--- start of Data to use ---

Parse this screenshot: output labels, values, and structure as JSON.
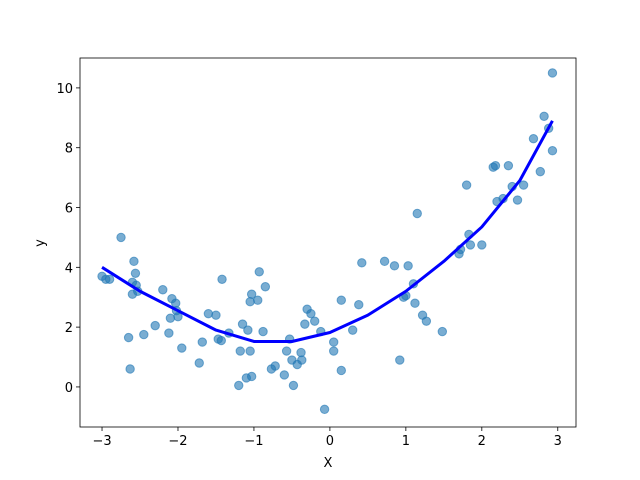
{
  "chart_data": {
    "type": "scatter",
    "xlabel": "X",
    "ylabel": "y",
    "xlim": [
      -3.29,
      3.24
    ],
    "ylim": [
      -1.34,
      11.0
    ],
    "xticks": [
      {
        "value": -3,
        "label": "−3"
      },
      {
        "value": -2,
        "label": "−2"
      },
      {
        "value": -1,
        "label": "−1"
      },
      0,
      1,
      2,
      3
    ],
    "yticks": [
      0,
      2,
      4,
      6,
      8,
      10
    ],
    "color": "#1f77b4",
    "alpha": 0.6,
    "x": [
      -3.0,
      -2.95,
      -2.9,
      -2.75,
      -2.65,
      -2.63,
      -2.6,
      -2.6,
      -2.58,
      -2.56,
      -2.55,
      -2.53,
      -2.45,
      -2.3,
      -2.2,
      -2.12,
      -2.1,
      -2.08,
      -2.03,
      -2.02,
      -2.0,
      -1.95,
      -1.72,
      -1.68,
      -1.6,
      -1.5,
      -1.47,
      -1.43,
      -1.42,
      -1.33,
      -1.2,
      -1.18,
      -1.15,
      -1.1,
      -1.08,
      -1.05,
      -1.03,
      -1.05,
      -1.03,
      -0.95,
      -0.93,
      -0.88,
      -0.85,
      -0.77,
      -0.72,
      -0.6,
      -0.57,
      -0.53,
      -0.5,
      -0.48,
      -0.43,
      -0.38,
      -0.37,
      -0.33,
      -0.3,
      -0.25,
      -0.2,
      -0.12,
      -0.07,
      0.05,
      0.05,
      0.15,
      0.15,
      0.3,
      0.38,
      0.42,
      0.72,
      0.85,
      0.92,
      0.97,
      1.0,
      1.03,
      1.1,
      1.12,
      1.15,
      1.22,
      1.27,
      1.48,
      1.7,
      1.72,
      1.8,
      1.83,
      1.85,
      2.0,
      2.15,
      2.18,
      2.2,
      2.28,
      2.35,
      2.4,
      2.47,
      2.55,
      2.68,
      2.77,
      2.82,
      2.88,
      2.93,
      2.93
    ],
    "y": [
      3.7,
      3.6,
      3.6,
      5.0,
      1.65,
      0.6,
      3.1,
      3.5,
      4.2,
      3.8,
      3.4,
      3.2,
      1.75,
      2.05,
      3.25,
      1.8,
      2.3,
      2.95,
      2.8,
      2.55,
      2.35,
      1.3,
      0.8,
      1.5,
      2.45,
      2.4,
      1.6,
      1.55,
      3.6,
      1.8,
      0.05,
      1.2,
      2.1,
      0.3,
      1.9,
      2.85,
      3.1,
      1.2,
      0.35,
      2.9,
      3.85,
      1.85,
      3.35,
      0.6,
      0.7,
      0.4,
      1.2,
      1.6,
      0.9,
      0.05,
      0.75,
      1.15,
      0.9,
      2.1,
      2.6,
      2.45,
      2.2,
      1.85,
      -0.75,
      1.5,
      1.2,
      2.9,
      0.55,
      1.9,
      2.75,
      4.15,
      4.2,
      4.05,
      0.9,
      3.0,
      3.05,
      4.05,
      3.45,
      2.8,
      5.8,
      2.4,
      2.2,
      1.85,
      4.45,
      4.6,
      6.75,
      5.1,
      4.75,
      4.75,
      7.35,
      7.4,
      6.2,
      6.3,
      7.4,
      6.7,
      6.25,
      6.75,
      8.3,
      7.2,
      9.05,
      8.65,
      7.9,
      10.5
    ],
    "curve": {
      "color": "#0000ff",
      "x": [
        -3.0,
        -2.5,
        -2.0,
        -1.5,
        -1.0,
        -0.5,
        0.0,
        0.5,
        1.0,
        1.5,
        2.0,
        2.5,
        2.93
      ],
      "y": [
        4.0,
        3.2,
        2.55,
        1.9,
        1.52,
        1.52,
        1.82,
        2.4,
        3.2,
        4.2,
        5.35,
        6.9,
        8.9
      ]
    }
  }
}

--- end of Data to use ---

**Goal**
Restate the records above in full, word for word. Keep pictures out.

**Task result**
Parse this screenshot: output labels, values, and structure as JSON.
{
  "chart_data": {
    "type": "scatter",
    "xlabel": "X",
    "ylabel": "y",
    "xlim": [
      -3.29,
      3.24
    ],
    "ylim": [
      -1.34,
      11.0
    ],
    "xticks": [
      {
        "value": -3,
        "label": "−3"
      },
      {
        "value": -2,
        "label": "−2"
      },
      {
        "value": -1,
        "label": "−1"
      },
      0,
      1,
      2,
      3
    ],
    "yticks": [
      0,
      2,
      4,
      6,
      8,
      10
    ],
    "color": "#1f77b4",
    "alpha": 0.6,
    "x": [
      -3.0,
      -2.95,
      -2.9,
      -2.75,
      -2.65,
      -2.63,
      -2.6,
      -2.6,
      -2.58,
      -2.56,
      -2.55,
      -2.53,
      -2.45,
      -2.3,
      -2.2,
      -2.12,
      -2.1,
      -2.08,
      -2.03,
      -2.02,
      -2.0,
      -1.95,
      -1.72,
      -1.68,
      -1.6,
      -1.5,
      -1.47,
      -1.43,
      -1.42,
      -1.33,
      -1.2,
      -1.18,
      -1.15,
      -1.1,
      -1.08,
      -1.05,
      -1.03,
      -1.05,
      -1.03,
      -0.95,
      -0.93,
      -0.88,
      -0.85,
      -0.77,
      -0.72,
      -0.6,
      -0.57,
      -0.53,
      -0.5,
      -0.48,
      -0.43,
      -0.38,
      -0.37,
      -0.33,
      -0.3,
      -0.25,
      -0.2,
      -0.12,
      -0.07,
      0.05,
      0.05,
      0.15,
      0.15,
      0.3,
      0.38,
      0.42,
      0.72,
      0.85,
      0.92,
      0.97,
      1.0,
      1.03,
      1.1,
      1.12,
      1.15,
      1.22,
      1.27,
      1.48,
      1.7,
      1.72,
      1.8,
      1.83,
      1.85,
      2.0,
      2.15,
      2.18,
      2.2,
      2.28,
      2.35,
      2.4,
      2.47,
      2.55,
      2.68,
      2.77,
      2.82,
      2.88,
      2.93,
      2.93
    ],
    "y": [
      3.7,
      3.6,
      3.6,
      5.0,
      1.65,
      0.6,
      3.1,
      3.5,
      4.2,
      3.8,
      3.4,
      3.2,
      1.75,
      2.05,
      3.25,
      1.8,
      2.3,
      2.95,
      2.8,
      2.55,
      2.35,
      1.3,
      0.8,
      1.5,
      2.45,
      2.4,
      1.6,
      1.55,
      3.6,
      1.8,
      0.05,
      1.2,
      2.1,
      0.3,
      1.9,
      2.85,
      3.1,
      1.2,
      0.35,
      2.9,
      3.85,
      1.85,
      3.35,
      0.6,
      0.7,
      0.4,
      1.2,
      1.6,
      0.9,
      0.05,
      0.75,
      1.15,
      0.9,
      2.1,
      2.6,
      2.45,
      2.2,
      1.85,
      -0.75,
      1.5,
      1.2,
      2.9,
      0.55,
      1.9,
      2.75,
      4.15,
      4.2,
      4.05,
      0.9,
      3.0,
      3.05,
      4.05,
      3.45,
      2.8,
      5.8,
      2.4,
      2.2,
      1.85,
      4.45,
      4.6,
      6.75,
      5.1,
      4.75,
      4.75,
      7.35,
      7.4,
      6.2,
      6.3,
      7.4,
      6.7,
      6.25,
      6.75,
      8.3,
      7.2,
      9.05,
      8.65,
      7.9,
      10.5
    ],
    "curve": {
      "color": "#0000ff",
      "x": [
        -3.0,
        -2.5,
        -2.0,
        -1.5,
        -1.0,
        -0.5,
        0.0,
        0.5,
        1.0,
        1.5,
        2.0,
        2.5,
        2.93
      ],
      "y": [
        4.0,
        3.2,
        2.55,
        1.9,
        1.52,
        1.52,
        1.82,
        2.4,
        3.2,
        4.2,
        5.35,
        6.9,
        8.9
      ]
    }
  }
}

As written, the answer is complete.